§ CHALLENGE: Using the data below, gather each line that includes the word "промяна".

Data excerpts:

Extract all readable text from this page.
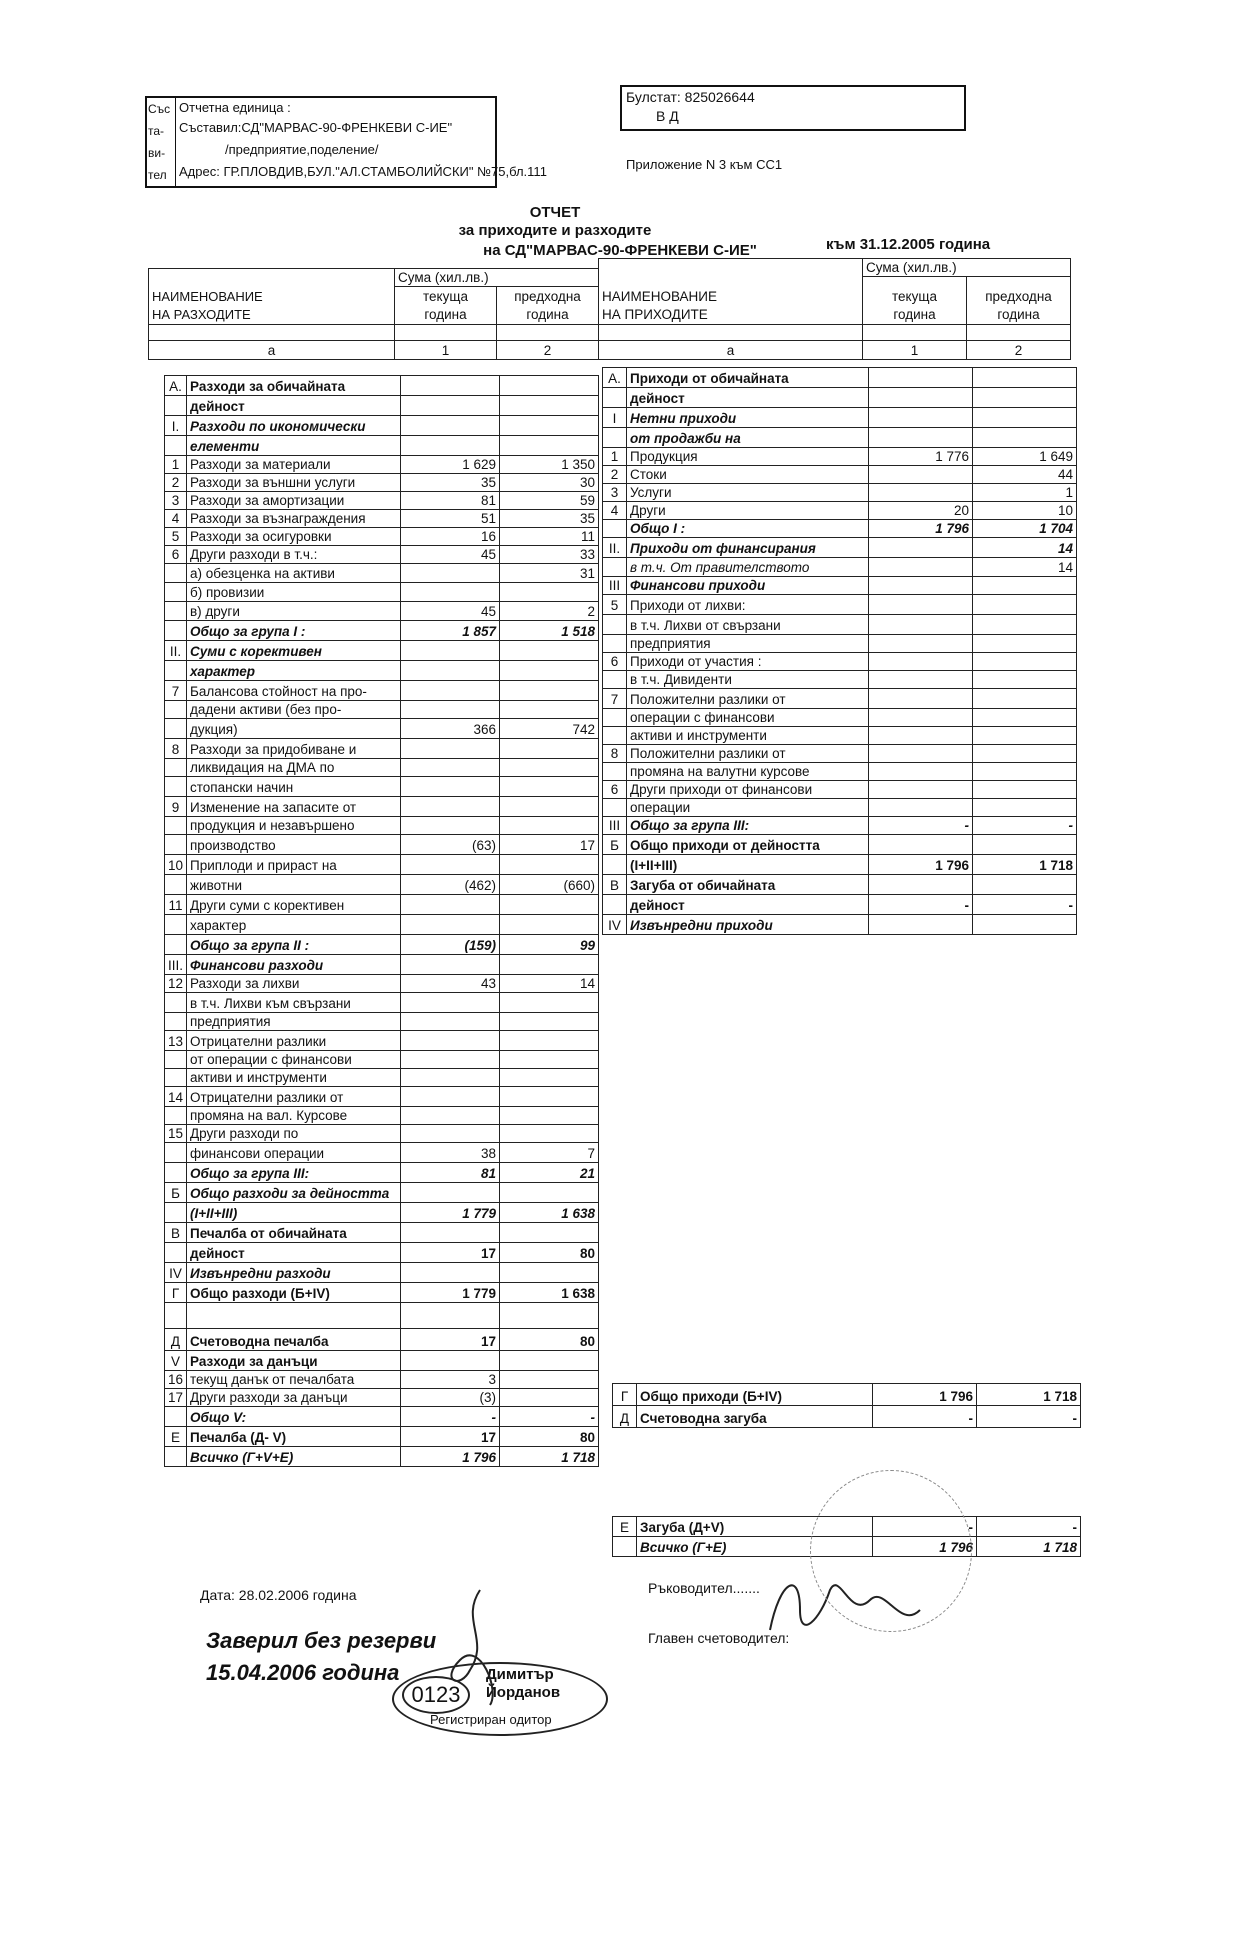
Със
та-
ви-
тел
Отчетна единица :
Съставил:СД"МАРВАС-90-ФРЕНКЕВИ С-ИЕ"
/предприятие,поделение/
Адрес: ГР.ПЛОВДИВ,БУЛ."АЛ.СТАМБОЛИЙСКИ" №75,бл.111	Приложение N 3 към СС1
Булстат: 825026644
В Д
ОТЧЕТ
за приходите и разходите
на СД"МАРВАС-90-ФРЕНКЕВИ С-ИЕ"	към 31.12.2005 година
НАИМЕНОВАНИЕ
НА РАЗХОДИТЕ	Сума (хил.лв.)	
	текуща
година	предходна
година

а	1	2
НАИМЕНОВАНИЕ
НА ПРИХОДИТЕ	Сума (хил.лв.)	
	текуща
година	предходна
година

а	1	2
А.	Разходи за обичайната		
	дейност		
I.	Разходи по икономически		
	елементи		
1	Разходи за материали	1 629	1 350
2	Разходи за външни услуги	35	30
3	Разходи за амортизации	81	59
4	Разходи за възнаграждения	51	35
5	Разходи за осигуровки	16	11
6	Други разходи в т.ч.:	45	33
	а) обезценка на активи		31
	б) провизии		
	в) други	45	2
	Общо за група I :	1 857	1 518
II.	Суми с корективен		
	характер		
7	Балансова стойност на про-		
	дадени активи (без про-		
	дукция)	366	742
8	Разходи за придобиване и		
	ликвидация на ДМА по		
	стопански начин		
9	Изменение на запасите от		
	продукция и незавършено		
	производство	(63)	17
10	Приплоди и прираст на		
	животни	(462)	(660)
11	Други суми с корективен		
	характер		
	Общо за група II :	(159)	99
III.	Финансови разходи		
12	Разходи за лихви	43	14
	в т.ч. Лихви към свързани		
	предприятия		
13	Отрицателни разлики		
	от операции с финансови		
	активи и инструменти		
14	Отрицателни разлики от		
	промяна на вал. Курсове		
15	Други разходи по		
	финансови операции	38	7
	Общо за група III:	81	21
Б	Общо разходи за дейността		
	(I+II+III)	1 779	1 638
В	Печалба от обичайната		
	дейност	17	80
IV	Извънредни разходи		
Г	Общо разходи (Б+IV)	1 779	1 638

Д	Счетоводна печалба	17	80
V	Разходи за данъци		
16	текущ данък от печалбата	3	
17	Други разходи за данъци	(3)	
	Общо V:	-	-
Е	Печалба (Д- V)	17	80
	Всичко (Г+V+Е)	1 796	1 718
А.	Приходи от обичайната		
	дейност		
I	Нетни приходи		
	от продажби на		
1	Продукция	1 776	1 649
2	Стоки		44
3	Услуги		1
4	Други	20	10
	Общо I :	1 796	1 704
II.	Приходи от финансирания		14
	в т.ч. От правителството		14
III	Финансови приходи		
5	Приходи от лихви:		
	в т.ч. Лихви от свързани		
	предприятия		
6	Приходи от участия :		
	в т.ч. Дивиденти		
7	Положителни разлики от		
	операции с финансови		
	активи и инструменти		
8	Положителни разлики от		
	промяна на валутни курсове		
6	Други приходи от финансови		
	операции		
III	Общо за група III:	-	-
Б	Общо приходи от дейността		
	(I+II+III)	1 796	1 718
В	Загуба от обичайната		
	дейност	-	-
IV	Извънредни приходи		
Г	Общо приходи (Б+IV)	1 796	1 718
Д	Счетоводна загуба	-	-
Е	Загуба (Д+V)	-	-
	Всичко (Г+Е)	1 796	1 718
Дата: 28.02.2006 година	Ръководител.......
Главен счетоводител:
Заверил без резерви
15.04.2006 година
0123
Димитър
Йорданов
Регистриран одитор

§ COMPLETED TASK:
	промяна на вал. Курсове		
	промяна на валутни курсове		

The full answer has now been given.